▶ _Goal_
From the entries below, copy every line holding the word "下列说法不正确的是".

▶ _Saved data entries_
◇ ◇ ◇ ◇ ◇ ◇ ◇

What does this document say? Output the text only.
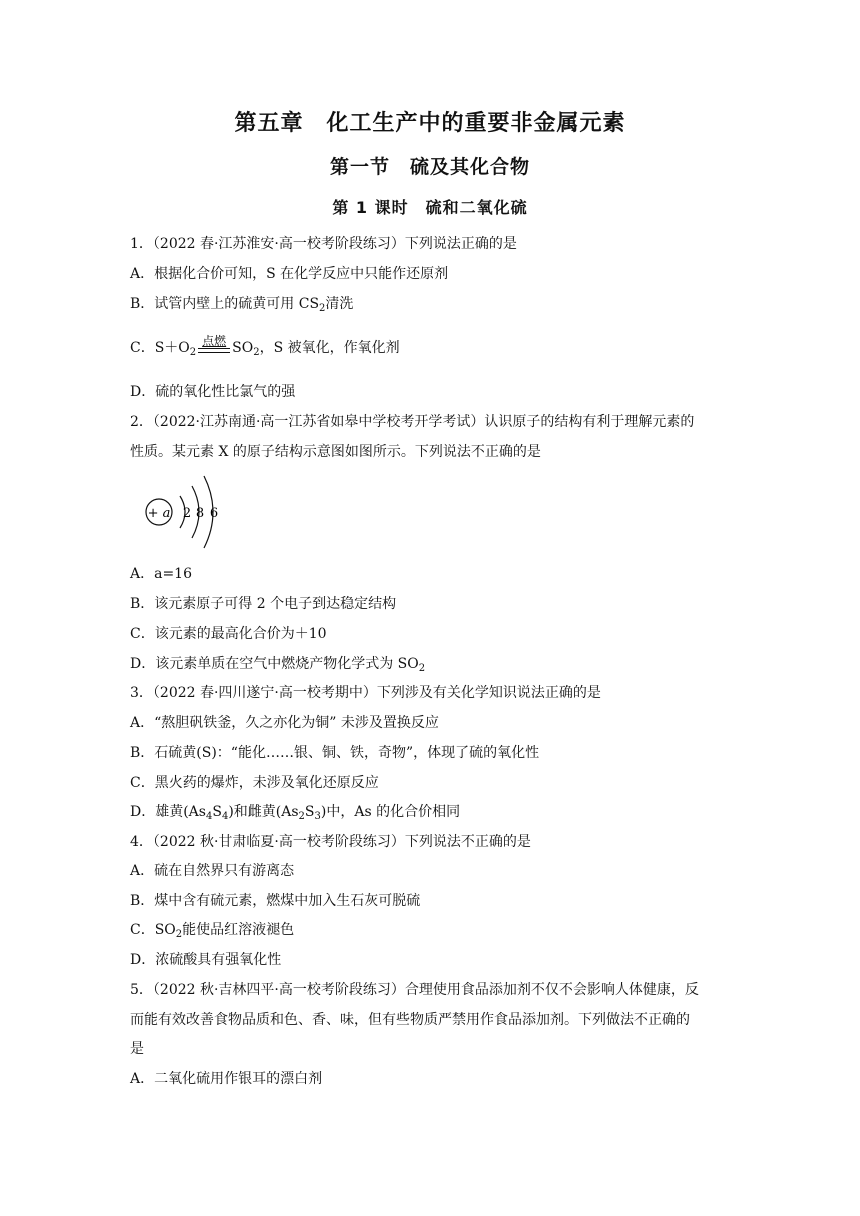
第五章　化工生产中的重要非金属元素
第一节　硫及其化合物
第 1 课时　硫和二氧化硫
1．（2022 春·江苏淮安·高一校考阶段练习）下列说法正确的是
A．根据化合价可知，S 在化学反应中只能作还原剂
B．试管内壁上的硫黄可用 $CS_2$清洗
C．$S+O_2$
点燃 $SO_2$，S 被氧化，作氧化剂
D．硫的氧化性比氯气的强
2．（2022·江苏南通·高一江苏省如皋中学校考开学考试）认识原子的结构有利于理解元素的
性质。某元素 X 的原子结构示意图如图所示。下列说法不正确的是
+ a 2 8 6
A．a=16
B．该元素原子可得 2 个电子到达稳定结构
C．该元素的最高化合价为＋10
D．该元素单质在空气中燃烧产物化学式为 $SO_2$
3．（2022 春·四川遂宁·高一校考期中）下列涉及有关化学知识说法正确的是
A．“熬胆矾铁釜，久之亦化为铜” 未涉及置换反应
B．石硫黄(S)：“能化……银、铜、铁，奇物”，体现了硫的氧化性
C．黑火药的爆炸，未涉及氧化还原反应
D．雄黄$(As_4S_4)$和雌黄$(As_2S_3)$中，As 的化合价相同
4．（2022 秋·甘肃临夏·高一校考阶段练习）下列说法不正确的是
A．硫在自然界只有游离态
B．煤中含有硫元素，燃煤中加入生石灰可脱硫
C．$SO_2$能使品红溶液褪色
D．浓硫酸具有强氧化性
5．（2022 秋·吉林四平·高一校考阶段练习）合理使用食品添加剂不仅不会影响人体健康，反
而能有效改善食物品质和色、香、味，但有些物质严禁用作食品添加剂。下列做法不正确的
是
A．二氧化硫用作银耳的漂白剂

◇ ◇ ◇ ◇ ◇ ◇ ◇

▶ _Result_
性质。某元素 X 的原子结构示意图如图所示。下列说法不正确的是
4．（2022 秋·甘肃临夏·高一校考阶段练习）下列说法不正确的是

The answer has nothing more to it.